→ WHAT TO WORK ON
Repeat the whole listing exactly.

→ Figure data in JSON
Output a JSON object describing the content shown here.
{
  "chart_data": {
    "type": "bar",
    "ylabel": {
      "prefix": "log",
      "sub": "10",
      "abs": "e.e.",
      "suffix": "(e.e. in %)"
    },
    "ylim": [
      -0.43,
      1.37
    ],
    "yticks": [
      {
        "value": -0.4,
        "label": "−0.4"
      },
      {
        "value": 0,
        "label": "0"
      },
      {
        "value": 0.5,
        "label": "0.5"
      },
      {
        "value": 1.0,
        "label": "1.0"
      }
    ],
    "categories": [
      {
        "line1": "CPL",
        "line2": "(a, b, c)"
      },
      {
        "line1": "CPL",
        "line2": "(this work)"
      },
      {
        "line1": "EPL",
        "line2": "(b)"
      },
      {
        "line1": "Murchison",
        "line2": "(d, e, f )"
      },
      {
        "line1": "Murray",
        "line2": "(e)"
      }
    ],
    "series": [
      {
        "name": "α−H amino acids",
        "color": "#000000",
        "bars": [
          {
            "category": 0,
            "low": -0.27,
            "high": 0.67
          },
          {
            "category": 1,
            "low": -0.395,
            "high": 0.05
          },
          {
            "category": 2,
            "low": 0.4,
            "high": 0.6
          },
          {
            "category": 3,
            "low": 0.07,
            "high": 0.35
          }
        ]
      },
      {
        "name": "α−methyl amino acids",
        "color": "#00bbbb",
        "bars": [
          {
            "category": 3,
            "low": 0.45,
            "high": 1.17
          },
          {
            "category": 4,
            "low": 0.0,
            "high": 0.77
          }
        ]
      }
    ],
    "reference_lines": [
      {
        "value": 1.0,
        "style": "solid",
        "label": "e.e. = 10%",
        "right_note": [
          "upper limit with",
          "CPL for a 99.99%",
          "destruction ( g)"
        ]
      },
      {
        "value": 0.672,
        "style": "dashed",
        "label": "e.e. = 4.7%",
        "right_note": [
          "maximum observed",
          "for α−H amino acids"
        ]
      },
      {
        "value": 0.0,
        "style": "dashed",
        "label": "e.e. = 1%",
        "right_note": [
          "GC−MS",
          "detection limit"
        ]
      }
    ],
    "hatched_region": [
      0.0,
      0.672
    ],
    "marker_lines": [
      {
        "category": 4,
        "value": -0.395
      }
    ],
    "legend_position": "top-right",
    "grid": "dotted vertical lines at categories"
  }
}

→ THE REPLY
Output a JSON object describing the content shown here.
{
  "chart_data": {
    "type": "bar",
    "ylabel": {
      "prefix": "log",
      "sub": "10",
      "abs": "e.e.",
      "suffix": "(e.e. in %)"
    },
    "ylim": [
      -0.43,
      1.37
    ],
    "yticks": [
      {
        "value": -0.4,
        "label": "−0.4"
      },
      {
        "value": 0,
        "label": "0"
      },
      {
        "value": 0.5,
        "label": "0.5"
      },
      {
        "value": 1.0,
        "label": "1.0"
      }
    ],
    "categories": [
      {
        "line1": "CPL",
        "line2": "(a, b, c)"
      },
      {
        "line1": "CPL",
        "line2": "(this work)"
      },
      {
        "line1": "EPL",
        "line2": "(b)"
      },
      {
        "line1": "Murchison",
        "line2": "(d, e, f )"
      },
      {
        "line1": "Murray",
        "line2": "(e)"
      }
    ],
    "series": [
      {
        "name": "α−H amino acids",
        "color": "#000000",
        "bars": [
          {
            "category": 0,
            "low": -0.27,
            "high": 0.67
          },
          {
            "category": 1,
            "low": -0.395,
            "high": 0.05
          },
          {
            "category": 2,
            "low": 0.4,
            "high": 0.6
          },
          {
            "category": 3,
            "low": 0.07,
            "high": 0.35
          }
        ]
      },
      {
        "name": "α−methyl amino acids",
        "color": "#00bbbb",
        "bars": [
          {
            "category": 3,
            "low": 0.45,
            "high": 1.17
          },
          {
            "category": 4,
            "low": 0.0,
            "high": 0.77
          }
        ]
      }
    ],
    "reference_lines": [
      {
        "value": 1.0,
        "style": "solid",
        "label": "e.e. = 10%",
        "right_note": [
          "upper limit with",
          "CPL for a 99.99%",
          "destruction ( g)"
        ]
      },
      {
        "value": 0.672,
        "style": "dashed",
        "label": "e.e. = 4.7%",
        "right_note": [
          "maximum observed",
          "for α−H amino acids"
        ]
      },
      {
        "value": 0.0,
        "style": "dashed",
        "label": "e.e. = 1%",
        "right_note": [
          "GC−MS",
          "detection limit"
        ]
      }
    ],
    "hatched_region": [
      0.0,
      0.672
    ],
    "marker_lines": [
      {
        "category": 4,
        "value": -0.395
      }
    ],
    "legend_position": "top-right",
    "grid": "dotted vertical lines at categories"
  }
}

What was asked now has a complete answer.